Data excerpts:
╭──

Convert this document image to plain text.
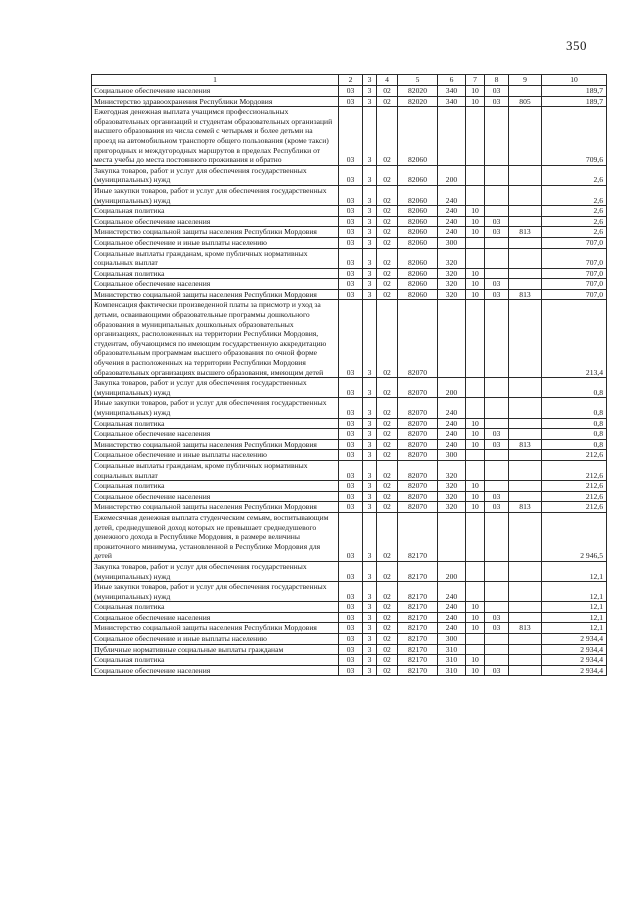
350
1	2	3	4	5	6	7	8	9	10
Социальное обеспечение населения	03	3	02	82020	340	10	03		189,7
Министерство здравоохранения Республики Мордовия	03	3	02	82020	340	10	03	805	189,7
Ежегодная денежная выплата учащимся профессиональных образовательных организаций и студентам образовательных организаций высшего образования из числа семей с четырьмя и более детьми на проезд на автомобильном транспорте общего пользования (кроме такси) пригородных и междугородных маршрутов в пределах Республики от места учебы до места постоянного проживания и обратно	03	3	02	82060					709,6
Закупка товаров, работ и услуг для обеспечения государственных (муниципальных) нужд	03	3	02	82060	200				2,6
Иные закупки товаров, работ и услуг для обеспечения государственных (муниципальных) нужд	03	3	02	82060	240				2,6
Социальная политика	03	3	02	82060	240	10			2,6
Социальное обеспечение населения	03	3	02	82060	240	10	03		2,6
Министерство социальной защиты населения Республики Мордовия	03	3	02	82060	240	10	03	813	2,6
Социальное обеспечение и иные выплаты населению	03	3	02	82060	300				707,0
Социальные выплаты гражданам, кроме публичных нормативных социальных выплат	03	3	02	82060	320				707,0
Социальная политика	03	3	02	82060	320	10			707,0
Социальное обеспечение населения	03	3	02	82060	320	10	03		707,0
Министерство социальной защиты населения Республики Мордовия	03	3	02	82060	320	10	03	813	707,0
Компенсация фактически произведенной платы за присмотр и уход за детьми, осваивающими образовательные программы дошкольного образования в муниципальных дошкольных образовательных организациях, расположенных на территории Республики Мордовия, студентам, обучающимся по имеющим государственную аккредитацию образовательным программам высшего образования по очной форме обучения в расположенных на территории Республики Мордовия образовательных организациях высшего образования, имеющим детей	03	3	02	82070					213,4
Закупка товаров, работ и услуг для обеспечения государственных (муниципальных) нужд	03	3	02	82070	200				0,8
Иные закупки товаров, работ и услуг для обеспечения государственных (муниципальных) нужд	03	3	02	82070	240				0,8
Социальная политика	03	3	02	82070	240	10			0,8
Социальное обеспечение населения	03	3	02	82070	240	10	03		0,8
Министерство социальной защиты населения Республики Мордовия	03	3	02	82070	240	10	03	813	0,8
Социальное обеспечение и иные выплаты населению	03	3	02	82070	300				212,6
Социальные выплаты гражданам, кроме публичных нормативных социальных выплат	03	3	02	82070	320				212,6
Социальная политика	03	3	02	82070	320	10			212,6
Социальное обеспечение населения	03	3	02	82070	320	10	03		212,6
Министерство социальной защиты населения Республики Мордовия	03	3	02	82070	320	10	03	813	212,6
Ежемесячная денежная выплата студенческим семьям, воспитывающим детей, среднедушевой доход которых не превышает среднедушевого денежного дохода в Республике Мордовия, в размере величины прожиточного минимума, установленной в Республике Мордовия для детей	03	3	02	82170					2 946,5
Закупка товаров, работ и услуг для обеспечения государственных (муниципальных) нужд	03	3	02	82170	200				12,1
Иные закупки товаров, работ и услуг для обеспечения государственных (муниципальных) нужд	03	3	02	82170	240				12,1
Социальная политика	03	3	02	82170	240	10			12,1
Социальное обеспечение населения	03	3	02	82170	240	10	03		12,1
Министерство социальной защиты населения Республики Мордовия	03	3	02	82170	240	10	03	813	12,1
Социальное обеспечение и иные выплаты населению	03	3	02	82170	300				2 934,4
Публичные нормативные социальные выплаты гражданам	03	3	02	82170	310				2 934,4
Социальная политика	03	3	02	82170	310	10			2 934,4
Социальное обеспечение населения	03	3	02	82170	310	10	03		2 934,4
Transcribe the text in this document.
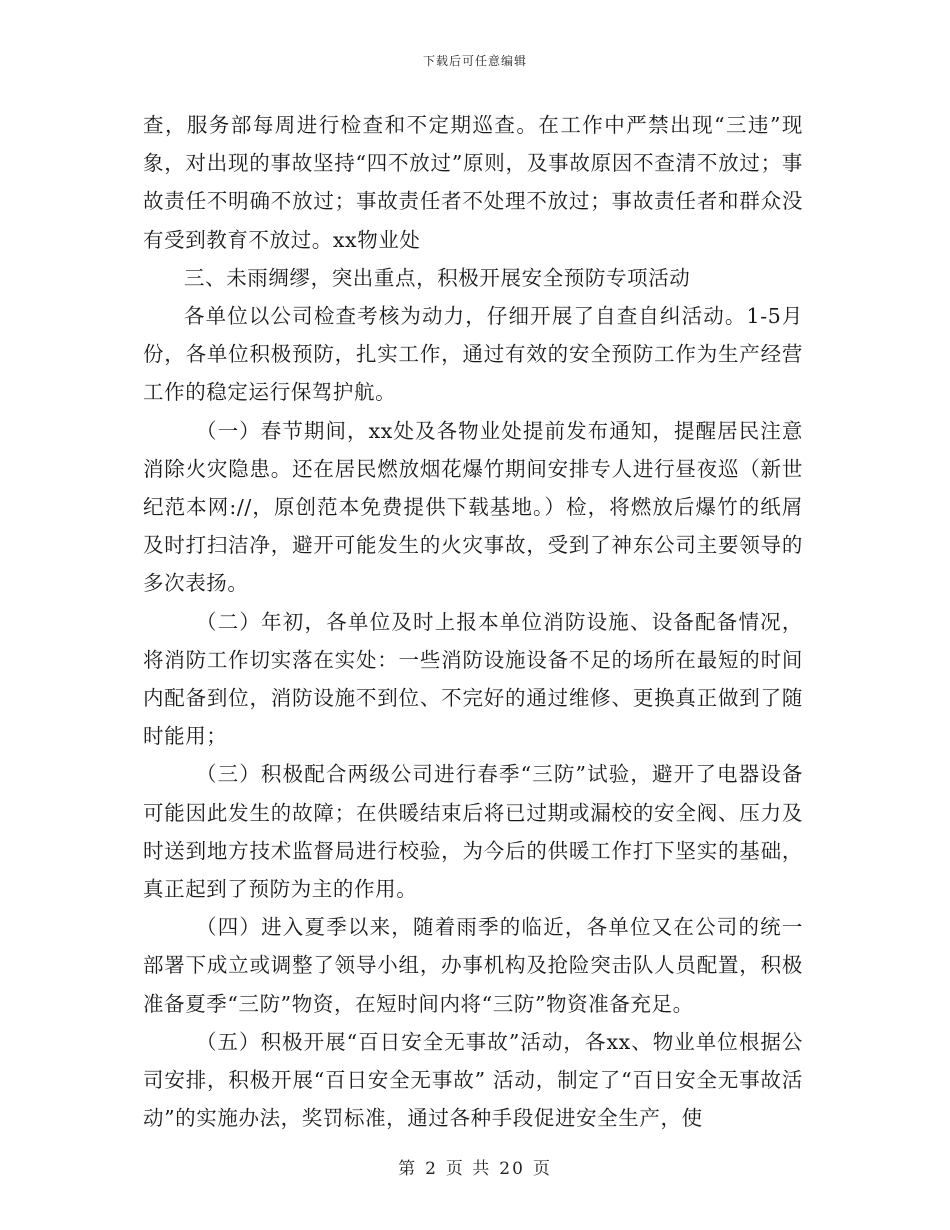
下载后可任意编辑

查，服务部每周进行检查和不定期巡查。在工作中严禁出现“三违”现象，对出现的事故坚持“四不放过”原则，及事故原因不查清不放过；事故责任不明确不放过；事故责任者不处理不放过；事故责任者和群众没有受到教育不放过。xx物业处

三、未雨绸缪，突出重点，积极开展安全预防专项活动

各单位以公司检查考核为动力，仔细开展了自查自纠活动。1-5月份，各单位积极预防，扎实工作，通过有效的安全预防工作为生产经营工作的稳定运行保驾护航。

（一）春节期间，xx处及各物业处提前发布通知，提醒居民注意消除火灾隐患。还在居民燃放烟花爆竹期间安排专人进行昼夜巡（新世纪范本网://，原创范本免费提供下载基地。）检，将燃放后爆竹的纸屑及时打扫洁净，避开可能发生的火灾事故，受到了神东公司主要领导的多次表扬。

（二）年初，各单位及时上报本单位消防设施、设备配备情况，将消防工作切实落在实处：一些消防设施设备不足的场所在最短的时间内配备到位，消防设施不到位、不完好的通过维修、更换真正做到了随时能用；

（三）积极配合两级公司进行春季“三防”试验，避开了电器设备可能因此发生的故障；在供暖结束后将已过期或漏校的安全阀、压力及时送到地方技术监督局进行校验，为今后的供暖工作打下坚实的基础，真正起到了预防为主的作用。

（四）进入夏季以来，随着雨季的临近，各单位又在公司的统一部署下成立或调整了领导小组，办事机构及抢险突击队人员配置，积极准备夏季“三防”物资，在短时间内将“三防”物资准备充足。

（五）积极开展“百日安全无事故”活动，各xx、物业单位根据公司安排，积极开展“百日安全无事故” 活动，制定了“百日安全无事故活动”的实施办法，奖罚标准，通过各种手段促进安全生产，使

第 2 页 共 20 页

╰──

** Task objective **
Repeat the material above verbatim, with no pictures in the output.

** Result **
Convert this document image to plain text.
350
1	2	3	4	5	6	7	8	9	10
Социальное обеспечение населения	03	3	02	82020	340	10	03		189,7
Министерство здравоохранения Республики Мордовия	03	3	02	82020	340	10	03	805	189,7
Ежегодная денежная выплата учащимся профессиональных образовательных организаций и студентам образовательных организаций высшего образования из числа семей с четырьмя и более детьми на проезд на автомобильном транспорте общего пользования (кроме такси) пригородных и междугородных маршрутов в пределах Республики от места учебы до места постоянного проживания и обратно	03	3	02	82060					709,6
Закупка товаров, работ и услуг для обеспечения государственных (муниципальных) нужд	03	3	02	82060	200				2,6
Иные закупки товаров, работ и услуг для обеспечения государственных (муниципальных) нужд	03	3	02	82060	240				2,6
Социальная политика	03	3	02	82060	240	10			2,6
Социальное обеспечение населения	03	3	02	82060	240	10	03		2,6
Министерство социальной защиты населения Республики Мордовия	03	3	02	82060	240	10	03	813	2,6
Социальное обеспечение и иные выплаты населению	03	3	02	82060	300				707,0
Социальные выплаты гражданам, кроме публичных нормативных социальных выплат	03	3	02	82060	320				707,0
Социальная политика	03	3	02	82060	320	10			707,0
Социальное обеспечение населения	03	3	02	82060	320	10	03		707,0
Министерство социальной защиты населения Республики Мордовия	03	3	02	82060	320	10	03	813	707,0
Компенсация фактически произведенной платы за присмотр и уход за детьми, осваивающими образовательные программы дошкольного образования в муниципальных дошкольных образовательных организациях, расположенных на территории Республики Мордовия, студентам, обучающимся по имеющим государственную аккредитацию образовательным программам высшего образования по очной форме обучения в расположенных на территории Республики Мордовия образовательных организациях высшего образования, имеющим детей	03	3	02	82070					213,4
Закупка товаров, работ и услуг для обеспечения государственных (муниципальных) нужд	03	3	02	82070	200				0,8
Иные закупки товаров, работ и услуг для обеспечения государственных (муниципальных) нужд	03	3	02	82070	240				0,8
Социальная политика	03	3	02	82070	240	10			0,8
Социальное обеспечение населения	03	3	02	82070	240	10	03		0,8
Министерство социальной защиты населения Республики Мордовия	03	3	02	82070	240	10	03	813	0,8
Социальное обеспечение и иные выплаты населению	03	3	02	82070	300				212,6
Социальные выплаты гражданам, кроме публичных нормативных социальных выплат	03	3	02	82070	320				212,6
Социальная политика	03	3	02	82070	320	10			212,6
Социальное обеспечение населения	03	3	02	82070	320	10	03		212,6
Министерство социальной защиты населения Республики Мордовия	03	3	02	82070	320	10	03	813	212,6
Ежемесячная денежная выплата студенческим семьям, воспитывающим детей, среднедушевой доход которых не превышает среднедушевого денежного дохода в Республике Мордовия, в размере величины прожиточного минимума, установленной в Республике Мордовия для детей	03	3	02	82170					2 946,5
Закупка товаров, работ и услуг для обеспечения государственных (муниципальных) нужд	03	3	02	82170	200				12,1
Иные закупки товаров, работ и услуг для обеспечения государственных (муниципальных) нужд	03	3	02	82170	240				12,1
Социальная политика	03	3	02	82170	240	10			12,1
Социальное обеспечение населения	03	3	02	82170	240	10	03		12,1
Министерство социальной защиты населения Республики Мордовия	03	3	02	82170	240	10	03	813	12,1
Социальное обеспечение и иные выплаты населению	03	3	02	82170	300				2 934,4
Публичные нормативные социальные выплаты гражданам	03	3	02	82170	310				2 934,4
Социальная политика	03	3	02	82170	310	10			2 934,4
Социальное обеспечение населения	03	3	02	82170	310	10	03		2 934,4
Transcribe the text in this document.
下载后可任意编辑

查，服务部每周进行检查和不定期巡查。在工作中严禁出现“三违”现象，对出现的事故坚持“四不放过”原则，及事故原因不查清不放过；事故责任不明确不放过；事故责任者不处理不放过；事故责任者和群众没有受到教育不放过。xx物业处

三、未雨绸缪，突出重点，积极开展安全预防专项活动

各单位以公司检查考核为动力，仔细开展了自查自纠活动。1-5月份，各单位积极预防，扎实工作，通过有效的安全预防工作为生产经营工作的稳定运行保驾护航。

（一）春节期间，xx处及各物业处提前发布通知，提醒居民注意消除火灾隐患。还在居民燃放烟花爆竹期间安排专人进行昼夜巡（新世纪范本网://，原创范本免费提供下载基地。）检，将燃放后爆竹的纸屑及时打扫洁净，避开可能发生的火灾事故，受到了神东公司主要领导的多次表扬。

（二）年初，各单位及时上报本单位消防设施、设备配备情况，将消防工作切实落在实处：一些消防设施设备不足的场所在最短的时间内配备到位，消防设施不到位、不完好的通过维修、更换真正做到了随时能用；

（三）积极配合两级公司进行春季“三防”试验，避开了电器设备可能因此发生的故障；在供暖结束后将已过期或漏校的安全阀、压力及时送到地方技术监督局进行校验，为今后的供暖工作打下坚实的基础，真正起到了预防为主的作用。

（四）进入夏季以来，随着雨季的临近，各单位又在公司的统一部署下成立或调整了领导小组，办事机构及抢险突击队人员配置，积极准备夏季“三防”物资，在短时间内将“三防”物资准备充足。

（五）积极开展“百日安全无事故”活动，各xx、物业单位根据公司安排，积极开展“百日安全无事故” 活动，制定了“百日安全无事故活动”的实施办法，奖罚标准，通过各种手段促进安全生产，使

第 2 页 共 20 页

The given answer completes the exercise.